### A block of data:
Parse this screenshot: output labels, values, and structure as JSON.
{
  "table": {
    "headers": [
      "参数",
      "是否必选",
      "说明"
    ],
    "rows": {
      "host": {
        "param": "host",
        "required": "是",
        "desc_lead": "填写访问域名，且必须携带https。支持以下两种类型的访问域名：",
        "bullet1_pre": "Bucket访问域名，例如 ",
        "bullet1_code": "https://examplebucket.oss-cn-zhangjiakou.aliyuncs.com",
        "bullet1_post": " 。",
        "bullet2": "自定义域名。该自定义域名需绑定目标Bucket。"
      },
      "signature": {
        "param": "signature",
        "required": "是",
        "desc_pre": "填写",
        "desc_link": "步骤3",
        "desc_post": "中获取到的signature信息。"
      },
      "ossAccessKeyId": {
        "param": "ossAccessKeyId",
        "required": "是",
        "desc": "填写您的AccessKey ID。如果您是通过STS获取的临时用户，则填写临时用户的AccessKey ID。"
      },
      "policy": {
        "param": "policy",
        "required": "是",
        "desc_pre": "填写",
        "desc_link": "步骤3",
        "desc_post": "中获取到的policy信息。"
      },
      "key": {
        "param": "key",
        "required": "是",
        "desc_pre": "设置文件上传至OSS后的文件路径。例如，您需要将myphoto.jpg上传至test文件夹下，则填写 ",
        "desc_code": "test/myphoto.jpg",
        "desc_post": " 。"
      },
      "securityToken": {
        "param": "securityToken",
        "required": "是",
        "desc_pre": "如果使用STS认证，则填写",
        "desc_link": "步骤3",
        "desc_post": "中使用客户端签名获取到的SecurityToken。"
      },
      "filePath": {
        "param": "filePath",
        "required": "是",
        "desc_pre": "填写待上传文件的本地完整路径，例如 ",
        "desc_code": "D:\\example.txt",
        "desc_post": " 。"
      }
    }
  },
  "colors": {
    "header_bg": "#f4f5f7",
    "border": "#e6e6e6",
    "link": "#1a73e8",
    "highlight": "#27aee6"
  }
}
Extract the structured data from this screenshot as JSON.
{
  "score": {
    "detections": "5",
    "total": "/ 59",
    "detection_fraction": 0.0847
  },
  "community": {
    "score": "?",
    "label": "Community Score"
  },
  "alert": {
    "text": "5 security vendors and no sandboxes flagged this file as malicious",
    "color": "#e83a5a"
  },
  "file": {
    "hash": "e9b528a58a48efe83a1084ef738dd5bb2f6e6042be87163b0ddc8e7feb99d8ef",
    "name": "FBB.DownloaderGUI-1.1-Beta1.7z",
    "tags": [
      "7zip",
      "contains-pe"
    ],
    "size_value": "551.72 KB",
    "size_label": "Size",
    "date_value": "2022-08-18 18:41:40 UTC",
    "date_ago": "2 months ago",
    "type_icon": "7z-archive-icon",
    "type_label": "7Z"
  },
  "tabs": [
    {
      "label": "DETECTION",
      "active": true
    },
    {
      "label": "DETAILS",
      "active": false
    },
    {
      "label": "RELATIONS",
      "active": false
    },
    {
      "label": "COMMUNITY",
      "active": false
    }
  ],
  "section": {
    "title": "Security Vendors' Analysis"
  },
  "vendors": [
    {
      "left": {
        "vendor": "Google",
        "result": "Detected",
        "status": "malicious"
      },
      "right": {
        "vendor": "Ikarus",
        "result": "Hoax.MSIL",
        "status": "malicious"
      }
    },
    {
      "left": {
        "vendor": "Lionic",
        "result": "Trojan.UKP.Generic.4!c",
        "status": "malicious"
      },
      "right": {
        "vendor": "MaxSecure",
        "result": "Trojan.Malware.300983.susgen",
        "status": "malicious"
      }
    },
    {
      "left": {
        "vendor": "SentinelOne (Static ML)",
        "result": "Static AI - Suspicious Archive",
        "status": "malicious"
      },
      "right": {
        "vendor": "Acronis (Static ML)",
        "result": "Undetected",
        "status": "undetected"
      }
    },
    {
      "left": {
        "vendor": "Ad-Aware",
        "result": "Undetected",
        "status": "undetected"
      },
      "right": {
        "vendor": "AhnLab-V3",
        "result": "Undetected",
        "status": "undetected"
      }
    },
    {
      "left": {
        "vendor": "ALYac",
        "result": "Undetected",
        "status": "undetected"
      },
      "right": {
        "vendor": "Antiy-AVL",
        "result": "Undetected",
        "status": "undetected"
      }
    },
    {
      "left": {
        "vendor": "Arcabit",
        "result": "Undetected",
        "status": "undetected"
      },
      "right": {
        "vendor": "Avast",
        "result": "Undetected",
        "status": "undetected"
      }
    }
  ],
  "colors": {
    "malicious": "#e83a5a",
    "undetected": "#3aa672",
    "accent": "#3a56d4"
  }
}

### Given exercise:
The records above must be repeated exactly, every one of them.

### Finished exercise:
Parse this screenshot: output labels, values, and structure as JSON.
{
  "table": {
    "headers": [
      "参数",
      "是否必选",
      "说明"
    ],
    "rows": {
      "host": {
        "param": "host",
        "required": "是",
        "desc_lead": "填写访问域名，且必须携带https。支持以下两种类型的访问域名：",
        "bullet1_pre": "Bucket访问域名，例如 ",
        "bullet1_code": "https://examplebucket.oss-cn-zhangjiakou.aliyuncs.com",
        "bullet1_post": " 。",
        "bullet2": "自定义域名。该自定义域名需绑定目标Bucket。"
      },
      "signature": {
        "param": "signature",
        "required": "是",
        "desc_pre": "填写",
        "desc_link": "步骤3",
        "desc_post": "中获取到的signature信息。"
      },
      "ossAccessKeyId": {
        "param": "ossAccessKeyId",
        "required": "是",
        "desc": "填写您的AccessKey ID。如果您是通过STS获取的临时用户，则填写临时用户的AccessKey ID。"
      },
      "policy": {
        "param": "policy",
        "required": "是",
        "desc_pre": "填写",
        "desc_link": "步骤3",
        "desc_post": "中获取到的policy信息。"
      },
      "key": {
        "param": "key",
        "required": "是",
        "desc_pre": "设置文件上传至OSS后的文件路径。例如，您需要将myphoto.jpg上传至test文件夹下，则填写 ",
        "desc_code": "test/myphoto.jpg",
        "desc_post": " 。"
      },
      "securityToken": {
        "param": "securityToken",
        "required": "是",
        "desc_pre": "如果使用STS认证，则填写",
        "desc_link": "步骤3",
        "desc_post": "中使用客户端签名获取到的SecurityToken。"
      },
      "filePath": {
        "param": "filePath",
        "required": "是",
        "desc_pre": "填写待上传文件的本地完整路径，例如 ",
        "desc_code": "D:\\example.txt",
        "desc_post": " 。"
      }
    }
  },
  "colors": {
    "header_bg": "#f4f5f7",
    "border": "#e6e6e6",
    "link": "#1a73e8",
    "highlight": "#27aee6"
  }
}
Extract the structured data from this screenshot as JSON.
{
  "score": {
    "detections": "5",
    "total": "/ 59",
    "detection_fraction": 0.0847
  },
  "community": {
    "score": "?",
    "label": "Community Score"
  },
  "alert": {
    "text": "5 security vendors and no sandboxes flagged this file as malicious",
    "color": "#e83a5a"
  },
  "file": {
    "hash": "e9b528a58a48efe83a1084ef738dd5bb2f6e6042be87163b0ddc8e7feb99d8ef",
    "name": "FBB.DownloaderGUI-1.1-Beta1.7z",
    "tags": [
      "7zip",
      "contains-pe"
    ],
    "size_value": "551.72 KB",
    "size_label": "Size",
    "date_value": "2022-08-18 18:41:40 UTC",
    "date_ago": "2 months ago",
    "type_icon": "7z-archive-icon",
    "type_label": "7Z"
  },
  "tabs": [
    {
      "label": "DETECTION",
      "active": true
    },
    {
      "label": "DETAILS",
      "active": false
    },
    {
      "label": "RELATIONS",
      "active": false
    },
    {
      "label": "COMMUNITY",
      "active": false
    }
  ],
  "section": {
    "title": "Security Vendors' Analysis"
  },
  "vendors": [
    {
      "left": {
        "vendor": "Google",
        "result": "Detected",
        "status": "malicious"
      },
      "right": {
        "vendor": "Ikarus",
        "result": "Hoax.MSIL",
        "status": "malicious"
      }
    },
    {
      "left": {
        "vendor": "Lionic",
        "result": "Trojan.UKP.Generic.4!c",
        "status": "malicious"
      },
      "right": {
        "vendor": "MaxSecure",
        "result": "Trojan.Malware.300983.susgen",
        "status": "malicious"
      }
    },
    {
      "left": {
        "vendor": "SentinelOne (Static ML)",
        "result": "Static AI - Suspicious Archive",
        "status": "malicious"
      },
      "right": {
        "vendor": "Acronis (Static ML)",
        "result": "Undetected",
        "status": "undetected"
      }
    },
    {
      "left": {
        "vendor": "Ad-Aware",
        "result": "Undetected",
        "status": "undetected"
      },
      "right": {
        "vendor": "AhnLab-V3",
        "result": "Undetected",
        "status": "undetected"
      }
    },
    {
      "left": {
        "vendor": "ALYac",
        "result": "Undetected",
        "status": "undetected"
      },
      "right": {
        "vendor": "Antiy-AVL",
        "result": "Undetected",
        "status": "undetected"
      }
    },
    {
      "left": {
        "vendor": "Arcabit",
        "result": "Undetected",
        "status": "undetected"
      },
      "right": {
        "vendor": "Avast",
        "result": "Undetected",
        "status": "undetected"
      }
    }
  ],
  "colors": {
    "malicious": "#e83a5a",
    "undetected": "#3aa672",
    "accent": "#3a56d4"
  }
}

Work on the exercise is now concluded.